Extracted data entries
[start]

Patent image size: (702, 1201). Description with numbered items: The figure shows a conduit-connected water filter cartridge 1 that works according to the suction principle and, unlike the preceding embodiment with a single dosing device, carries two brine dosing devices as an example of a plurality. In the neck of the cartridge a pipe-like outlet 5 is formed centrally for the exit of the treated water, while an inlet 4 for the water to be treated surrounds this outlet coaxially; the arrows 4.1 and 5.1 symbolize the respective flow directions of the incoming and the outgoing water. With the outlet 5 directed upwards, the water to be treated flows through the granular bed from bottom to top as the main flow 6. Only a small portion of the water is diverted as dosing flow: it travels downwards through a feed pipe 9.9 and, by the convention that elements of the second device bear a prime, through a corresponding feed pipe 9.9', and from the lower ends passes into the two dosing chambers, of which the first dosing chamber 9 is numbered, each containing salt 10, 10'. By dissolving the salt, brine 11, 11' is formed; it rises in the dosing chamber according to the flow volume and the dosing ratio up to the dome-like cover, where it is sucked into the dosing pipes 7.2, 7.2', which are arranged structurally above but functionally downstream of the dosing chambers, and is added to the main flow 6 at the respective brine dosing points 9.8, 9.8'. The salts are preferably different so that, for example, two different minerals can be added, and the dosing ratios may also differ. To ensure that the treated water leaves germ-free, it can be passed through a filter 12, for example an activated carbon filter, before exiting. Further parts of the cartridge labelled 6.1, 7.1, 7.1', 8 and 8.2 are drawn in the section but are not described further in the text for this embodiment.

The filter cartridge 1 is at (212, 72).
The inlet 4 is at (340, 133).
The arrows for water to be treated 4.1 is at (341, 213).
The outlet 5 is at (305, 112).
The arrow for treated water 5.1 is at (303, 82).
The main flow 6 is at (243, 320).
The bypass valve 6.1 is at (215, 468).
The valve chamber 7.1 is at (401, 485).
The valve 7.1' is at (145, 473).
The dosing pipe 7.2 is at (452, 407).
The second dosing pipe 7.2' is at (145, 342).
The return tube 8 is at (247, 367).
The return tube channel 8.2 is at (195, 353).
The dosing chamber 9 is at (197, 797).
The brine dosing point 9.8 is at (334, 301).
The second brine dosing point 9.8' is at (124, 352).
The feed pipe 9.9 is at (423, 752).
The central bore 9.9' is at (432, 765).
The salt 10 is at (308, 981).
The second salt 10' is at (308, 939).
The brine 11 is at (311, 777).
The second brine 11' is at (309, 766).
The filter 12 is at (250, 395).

[end]

● **Job**: Change "suction principle" to "vacuum principle" in the data from its beginning through the line containing "The inlet 4 is at (340, 133).". Give that stretch again with nothing else altered.

● **Solution to this task**:
Patent image size: (702, 1201). Description with numbered items: The figure shows a conduit-connected water filter cartridge 1 that works according to the vacuum principle and, unlike the preceding embodiment with a single dosing device, carries two brine dosing devices as an example of a plurality. In the neck of the cartridge a pipe-like outlet 5 is formed centrally for the exit of the treated water, while an inlet 4 for the water to be treated surrounds this outlet coaxially; the arrows 4.1 and 5.1 symbolize the respective flow directions of the incoming and the outgoing water. With the outlet 5 directed upwards, the water to be treated flows through the granular bed from bottom to top as the main flow 6. Only a small portion of the water is diverted as dosing flow: it travels downwards through a feed pipe 9.9 and, by the convention that elements of the second device bear a prime, through a corresponding feed pipe 9.9', and from the lower ends passes into the two dosing chambers, of which the first dosing chamber 9 is numbered, each containing salt 10, 10'. By dissolving the salt, brine 11, 11' is formed; it rises in the dosing chamber according to the flow volume and the dosing ratio up to the dome-like cover, where it is sucked into the dosing pipes 7.2, 7.2', which are arranged structurally above but functionally downstream of the dosing chambers, and is added to the main flow 6 at the respective brine dosing points 9.8, 9.8'. The salts are preferably different so that, for example, two different minerals can be added, and the dosing ratios may also differ. To ensure that the treated water leaves germ-free, it can be passed through a filter 12, for example an activated carbon filter, before exiting. Further parts of the cartridge labelled 6.1, 7.1, 7.1', 8 and 8.2 are drawn in the section but are not described further in the text for this embodiment.

The filter cartridge 1 is at (212, 72).
The inlet 4 is at (340, 133).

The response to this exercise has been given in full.